═════ RECORDS TO PROCESS ═════
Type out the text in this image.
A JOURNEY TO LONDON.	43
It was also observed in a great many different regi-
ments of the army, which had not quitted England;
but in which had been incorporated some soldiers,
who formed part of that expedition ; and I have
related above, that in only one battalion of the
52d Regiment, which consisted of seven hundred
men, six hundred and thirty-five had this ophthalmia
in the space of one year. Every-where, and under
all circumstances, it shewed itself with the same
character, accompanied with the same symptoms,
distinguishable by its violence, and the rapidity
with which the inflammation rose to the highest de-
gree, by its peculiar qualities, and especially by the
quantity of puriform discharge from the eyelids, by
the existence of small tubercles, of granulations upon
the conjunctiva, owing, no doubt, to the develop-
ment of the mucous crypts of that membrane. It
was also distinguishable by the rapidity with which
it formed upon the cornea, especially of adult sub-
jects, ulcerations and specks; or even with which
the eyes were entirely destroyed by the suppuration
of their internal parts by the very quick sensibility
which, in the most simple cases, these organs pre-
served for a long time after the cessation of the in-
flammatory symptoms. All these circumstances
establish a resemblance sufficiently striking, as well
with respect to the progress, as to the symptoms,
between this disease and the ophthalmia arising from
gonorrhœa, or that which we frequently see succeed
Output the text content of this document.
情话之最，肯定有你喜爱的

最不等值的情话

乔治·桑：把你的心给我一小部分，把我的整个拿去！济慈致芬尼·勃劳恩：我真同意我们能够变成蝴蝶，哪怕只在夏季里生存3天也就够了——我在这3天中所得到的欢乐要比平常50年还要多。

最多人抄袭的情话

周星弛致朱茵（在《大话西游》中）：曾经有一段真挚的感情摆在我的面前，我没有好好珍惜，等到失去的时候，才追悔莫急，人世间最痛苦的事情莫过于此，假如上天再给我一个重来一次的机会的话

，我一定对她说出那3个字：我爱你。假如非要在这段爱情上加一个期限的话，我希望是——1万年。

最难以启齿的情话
═════
§ SET TASK: Transcribe all of the entries without altering anything.

§ WRITTEN RESPONSE:
Type out the text in this image.
A JOURNEY TO LONDON.	43
It was also observed in a great many different regi-
ments of the army, which had not quitted England;
but in which had been incorporated some soldiers,
who formed part of that expedition ; and I have
related above, that in only one battalion of the
52d Regiment, which consisted of seven hundred
men, six hundred and thirty-five had this ophthalmia
in the space of one year. Every-where, and under
all circumstances, it shewed itself with the same
character, accompanied with the same symptoms,
distinguishable by its violence, and the rapidity
with which the inflammation rose to the highest de-
gree, by its peculiar qualities, and especially by the
quantity of puriform discharge from the eyelids, by
the existence of small tubercles, of granulations upon
the conjunctiva, owing, no doubt, to the develop-
ment of the mucous crypts of that membrane. It
was also distinguishable by the rapidity with which
it formed upon the cornea, especially of adult sub-
jects, ulcerations and specks; or even with which
the eyes were entirely destroyed by the suppuration
of their internal parts by the very quick sensibility
which, in the most simple cases, these organs pre-
served for a long time after the cessation of the in-
flammatory symptoms. All these circumstances
establish a resemblance sufficiently striking, as well
with respect to the progress, as to the symptoms,
between this disease and the ophthalmia arising from
gonorrhœa, or that which we frequently see succeed
Output the text content of this document.
情话之最，肯定有你喜爱的

最不等值的情话

乔治·桑：把你的心给我一小部分，把我的整个拿去！济慈致芬尼·勃劳恩：我真同意我们能够变成蝴蝶，哪怕只在夏季里生存3天也就够了——我在这3天中所得到的欢乐要比平常50年还要多。

最多人抄袭的情话

周星弛致朱茵（在《大话西游》中）：曾经有一段真挚的感情摆在我的面前，我没有好好珍惜，等到失去的时候，才追悔莫急，人世间最痛苦的事情莫过于此，假如上天再给我一个重来一次的机会的话

，我一定对她说出那3个字：我爱你。假如非要在这段爱情上加一个期限的话，我希望是——1万年。

最难以启齿的情话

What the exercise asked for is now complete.